● Work instructions
Select every line containing the word "TetherUS" from the material, and copy those lines.

-- BEGIN Input data --

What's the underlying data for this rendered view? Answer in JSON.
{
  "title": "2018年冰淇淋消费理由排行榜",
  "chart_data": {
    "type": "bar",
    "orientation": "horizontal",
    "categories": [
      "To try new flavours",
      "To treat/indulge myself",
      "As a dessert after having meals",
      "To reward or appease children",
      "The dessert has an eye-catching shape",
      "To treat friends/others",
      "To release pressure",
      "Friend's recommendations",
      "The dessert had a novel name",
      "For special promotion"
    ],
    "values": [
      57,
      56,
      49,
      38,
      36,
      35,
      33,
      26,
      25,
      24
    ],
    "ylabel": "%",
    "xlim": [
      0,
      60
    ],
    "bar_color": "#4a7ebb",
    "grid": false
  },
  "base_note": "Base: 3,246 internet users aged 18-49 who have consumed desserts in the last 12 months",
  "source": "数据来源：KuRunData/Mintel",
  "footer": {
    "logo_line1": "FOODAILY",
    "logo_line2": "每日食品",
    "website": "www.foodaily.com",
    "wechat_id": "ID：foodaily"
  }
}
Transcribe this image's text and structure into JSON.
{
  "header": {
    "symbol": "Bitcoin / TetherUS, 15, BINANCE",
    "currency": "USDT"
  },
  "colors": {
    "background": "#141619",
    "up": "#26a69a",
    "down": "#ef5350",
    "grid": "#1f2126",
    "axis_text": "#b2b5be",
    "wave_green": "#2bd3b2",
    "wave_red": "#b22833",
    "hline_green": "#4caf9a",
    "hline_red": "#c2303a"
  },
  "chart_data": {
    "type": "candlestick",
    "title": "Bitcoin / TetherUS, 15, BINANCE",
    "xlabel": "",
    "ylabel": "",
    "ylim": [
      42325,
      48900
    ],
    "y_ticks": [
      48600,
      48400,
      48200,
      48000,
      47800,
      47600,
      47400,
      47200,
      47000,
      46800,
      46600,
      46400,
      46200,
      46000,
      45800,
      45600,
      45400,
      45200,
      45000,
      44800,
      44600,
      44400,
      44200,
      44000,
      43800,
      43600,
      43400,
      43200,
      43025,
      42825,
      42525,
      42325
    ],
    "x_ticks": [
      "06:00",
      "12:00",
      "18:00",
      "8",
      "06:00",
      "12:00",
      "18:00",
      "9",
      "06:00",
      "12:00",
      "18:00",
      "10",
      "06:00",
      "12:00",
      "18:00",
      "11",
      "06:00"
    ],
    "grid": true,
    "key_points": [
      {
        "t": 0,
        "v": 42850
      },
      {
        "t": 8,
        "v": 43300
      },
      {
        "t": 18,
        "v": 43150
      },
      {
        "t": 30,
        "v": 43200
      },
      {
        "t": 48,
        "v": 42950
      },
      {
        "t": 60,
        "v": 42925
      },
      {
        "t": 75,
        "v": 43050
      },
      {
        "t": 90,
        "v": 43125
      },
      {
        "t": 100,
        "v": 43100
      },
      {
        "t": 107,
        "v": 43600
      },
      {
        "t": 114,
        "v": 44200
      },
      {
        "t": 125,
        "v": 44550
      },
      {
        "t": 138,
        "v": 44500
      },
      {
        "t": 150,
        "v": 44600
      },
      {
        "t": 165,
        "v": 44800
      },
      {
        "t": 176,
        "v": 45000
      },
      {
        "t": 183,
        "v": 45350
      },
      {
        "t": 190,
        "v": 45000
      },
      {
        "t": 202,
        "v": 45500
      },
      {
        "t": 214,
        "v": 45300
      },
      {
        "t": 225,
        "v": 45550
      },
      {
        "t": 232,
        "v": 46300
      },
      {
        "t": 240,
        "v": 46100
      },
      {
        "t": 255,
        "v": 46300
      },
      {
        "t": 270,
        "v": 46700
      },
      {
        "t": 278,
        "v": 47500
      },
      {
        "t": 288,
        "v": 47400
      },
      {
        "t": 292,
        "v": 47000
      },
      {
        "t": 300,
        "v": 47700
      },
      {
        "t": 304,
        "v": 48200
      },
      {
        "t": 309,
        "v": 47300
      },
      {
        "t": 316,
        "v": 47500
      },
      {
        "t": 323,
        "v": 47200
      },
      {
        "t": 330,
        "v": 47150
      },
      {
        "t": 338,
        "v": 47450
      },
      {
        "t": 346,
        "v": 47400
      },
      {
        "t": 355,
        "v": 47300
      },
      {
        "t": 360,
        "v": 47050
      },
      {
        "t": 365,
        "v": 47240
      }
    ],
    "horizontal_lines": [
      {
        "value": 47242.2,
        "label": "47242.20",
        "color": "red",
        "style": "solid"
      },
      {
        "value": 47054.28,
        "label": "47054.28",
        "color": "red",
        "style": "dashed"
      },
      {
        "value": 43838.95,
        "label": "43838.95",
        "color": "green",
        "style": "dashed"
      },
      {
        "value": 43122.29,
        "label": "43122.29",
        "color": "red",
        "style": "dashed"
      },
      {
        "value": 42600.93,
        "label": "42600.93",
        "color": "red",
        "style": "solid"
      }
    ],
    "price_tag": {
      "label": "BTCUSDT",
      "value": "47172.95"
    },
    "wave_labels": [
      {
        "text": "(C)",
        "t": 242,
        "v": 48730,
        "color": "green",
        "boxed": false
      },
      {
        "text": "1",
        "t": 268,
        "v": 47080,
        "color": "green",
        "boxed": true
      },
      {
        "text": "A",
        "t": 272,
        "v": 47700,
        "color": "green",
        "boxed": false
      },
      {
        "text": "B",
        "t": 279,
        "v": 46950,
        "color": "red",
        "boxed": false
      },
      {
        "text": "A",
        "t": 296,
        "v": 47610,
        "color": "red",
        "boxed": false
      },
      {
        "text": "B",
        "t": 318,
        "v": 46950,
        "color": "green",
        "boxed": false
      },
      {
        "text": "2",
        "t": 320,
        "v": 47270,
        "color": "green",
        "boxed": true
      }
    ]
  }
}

-- END Input data --
-- BEGIN Input data --

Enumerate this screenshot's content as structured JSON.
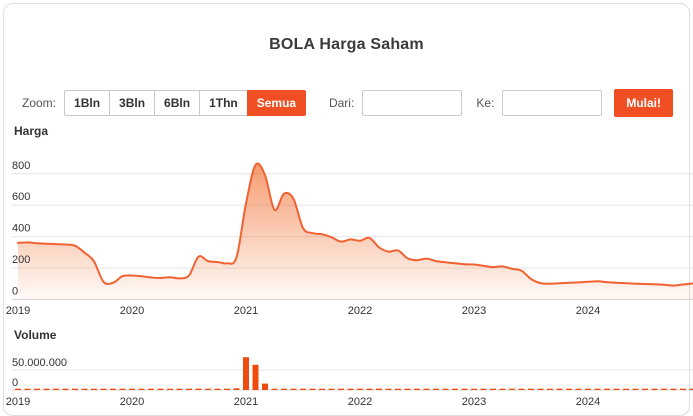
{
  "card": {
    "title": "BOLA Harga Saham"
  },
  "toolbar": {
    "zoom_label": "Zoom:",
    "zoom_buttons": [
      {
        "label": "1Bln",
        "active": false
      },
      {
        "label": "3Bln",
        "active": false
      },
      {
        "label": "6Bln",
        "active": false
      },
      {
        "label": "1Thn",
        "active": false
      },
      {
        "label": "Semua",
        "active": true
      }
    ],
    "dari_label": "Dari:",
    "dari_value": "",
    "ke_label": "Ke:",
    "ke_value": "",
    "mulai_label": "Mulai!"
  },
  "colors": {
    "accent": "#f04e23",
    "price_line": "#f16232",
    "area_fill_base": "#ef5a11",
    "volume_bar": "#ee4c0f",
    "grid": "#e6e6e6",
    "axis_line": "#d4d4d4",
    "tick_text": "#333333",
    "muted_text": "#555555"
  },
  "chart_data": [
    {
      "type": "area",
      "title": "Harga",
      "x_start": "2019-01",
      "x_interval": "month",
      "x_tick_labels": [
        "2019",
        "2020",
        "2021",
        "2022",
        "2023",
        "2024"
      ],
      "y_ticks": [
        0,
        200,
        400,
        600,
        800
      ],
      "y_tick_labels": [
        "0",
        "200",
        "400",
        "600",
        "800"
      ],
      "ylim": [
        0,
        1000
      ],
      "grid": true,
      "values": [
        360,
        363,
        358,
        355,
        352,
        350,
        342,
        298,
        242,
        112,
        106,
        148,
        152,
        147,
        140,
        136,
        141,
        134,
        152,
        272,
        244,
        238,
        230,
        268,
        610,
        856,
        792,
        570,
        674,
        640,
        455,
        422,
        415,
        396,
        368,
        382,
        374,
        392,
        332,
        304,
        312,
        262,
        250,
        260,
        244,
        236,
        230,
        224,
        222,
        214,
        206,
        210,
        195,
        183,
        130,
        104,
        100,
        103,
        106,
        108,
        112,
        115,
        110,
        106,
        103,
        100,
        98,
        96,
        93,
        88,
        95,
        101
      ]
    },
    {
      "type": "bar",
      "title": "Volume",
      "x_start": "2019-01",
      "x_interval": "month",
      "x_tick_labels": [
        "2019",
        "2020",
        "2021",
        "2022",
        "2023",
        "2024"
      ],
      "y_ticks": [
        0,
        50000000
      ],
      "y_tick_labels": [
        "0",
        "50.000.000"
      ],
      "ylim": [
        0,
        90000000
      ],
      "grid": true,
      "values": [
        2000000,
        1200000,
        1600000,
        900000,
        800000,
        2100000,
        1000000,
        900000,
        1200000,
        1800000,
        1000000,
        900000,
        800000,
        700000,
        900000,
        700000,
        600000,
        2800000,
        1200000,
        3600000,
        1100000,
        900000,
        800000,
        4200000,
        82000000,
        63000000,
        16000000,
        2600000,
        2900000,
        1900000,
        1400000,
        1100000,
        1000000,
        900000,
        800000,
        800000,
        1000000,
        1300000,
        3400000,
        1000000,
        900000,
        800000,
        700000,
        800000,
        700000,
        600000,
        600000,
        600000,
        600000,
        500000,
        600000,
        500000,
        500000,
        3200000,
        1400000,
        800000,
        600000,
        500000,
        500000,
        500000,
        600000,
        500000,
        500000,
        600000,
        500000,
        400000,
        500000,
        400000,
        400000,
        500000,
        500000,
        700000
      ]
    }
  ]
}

-- END Input data --
-- BEGIN Input data --

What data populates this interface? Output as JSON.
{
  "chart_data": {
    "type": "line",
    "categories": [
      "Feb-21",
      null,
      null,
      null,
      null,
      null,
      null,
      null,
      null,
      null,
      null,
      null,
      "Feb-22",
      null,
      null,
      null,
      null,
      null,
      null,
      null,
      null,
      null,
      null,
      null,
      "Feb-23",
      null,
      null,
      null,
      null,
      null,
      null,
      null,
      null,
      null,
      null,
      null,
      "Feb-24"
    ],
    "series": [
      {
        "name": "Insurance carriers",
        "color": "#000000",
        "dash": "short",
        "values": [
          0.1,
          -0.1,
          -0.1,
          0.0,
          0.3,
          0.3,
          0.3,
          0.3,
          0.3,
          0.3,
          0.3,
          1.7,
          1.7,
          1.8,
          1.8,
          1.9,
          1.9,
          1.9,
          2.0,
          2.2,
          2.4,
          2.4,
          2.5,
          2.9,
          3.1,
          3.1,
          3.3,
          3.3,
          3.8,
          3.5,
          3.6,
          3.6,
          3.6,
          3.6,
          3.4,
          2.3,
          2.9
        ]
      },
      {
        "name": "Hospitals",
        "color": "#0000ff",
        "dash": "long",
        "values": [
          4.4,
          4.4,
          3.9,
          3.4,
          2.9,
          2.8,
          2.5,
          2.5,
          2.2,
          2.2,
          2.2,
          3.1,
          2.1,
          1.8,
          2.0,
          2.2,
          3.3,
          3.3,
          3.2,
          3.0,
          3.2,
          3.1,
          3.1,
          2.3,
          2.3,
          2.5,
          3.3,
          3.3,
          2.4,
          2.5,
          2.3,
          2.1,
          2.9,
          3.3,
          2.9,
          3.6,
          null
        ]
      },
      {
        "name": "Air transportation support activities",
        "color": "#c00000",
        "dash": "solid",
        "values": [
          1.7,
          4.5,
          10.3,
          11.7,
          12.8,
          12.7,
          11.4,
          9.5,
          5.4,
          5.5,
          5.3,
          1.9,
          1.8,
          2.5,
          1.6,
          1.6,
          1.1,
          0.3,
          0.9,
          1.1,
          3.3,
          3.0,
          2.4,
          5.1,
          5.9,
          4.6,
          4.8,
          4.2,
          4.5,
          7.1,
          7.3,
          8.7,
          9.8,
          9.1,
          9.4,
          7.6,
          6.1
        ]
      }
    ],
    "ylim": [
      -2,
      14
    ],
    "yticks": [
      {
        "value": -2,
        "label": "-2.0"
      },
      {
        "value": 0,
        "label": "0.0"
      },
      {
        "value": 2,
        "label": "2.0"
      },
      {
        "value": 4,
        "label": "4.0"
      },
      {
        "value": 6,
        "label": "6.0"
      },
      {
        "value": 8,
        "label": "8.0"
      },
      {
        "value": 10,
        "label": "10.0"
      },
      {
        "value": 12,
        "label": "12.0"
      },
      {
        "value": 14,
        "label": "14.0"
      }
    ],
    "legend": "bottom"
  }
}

-- END Input data --

● Final result
    "symbol": "Bitcoin / TetherUS, 15, BINANCE",
    "title": "Bitcoin / TetherUS, 15, BINANCE",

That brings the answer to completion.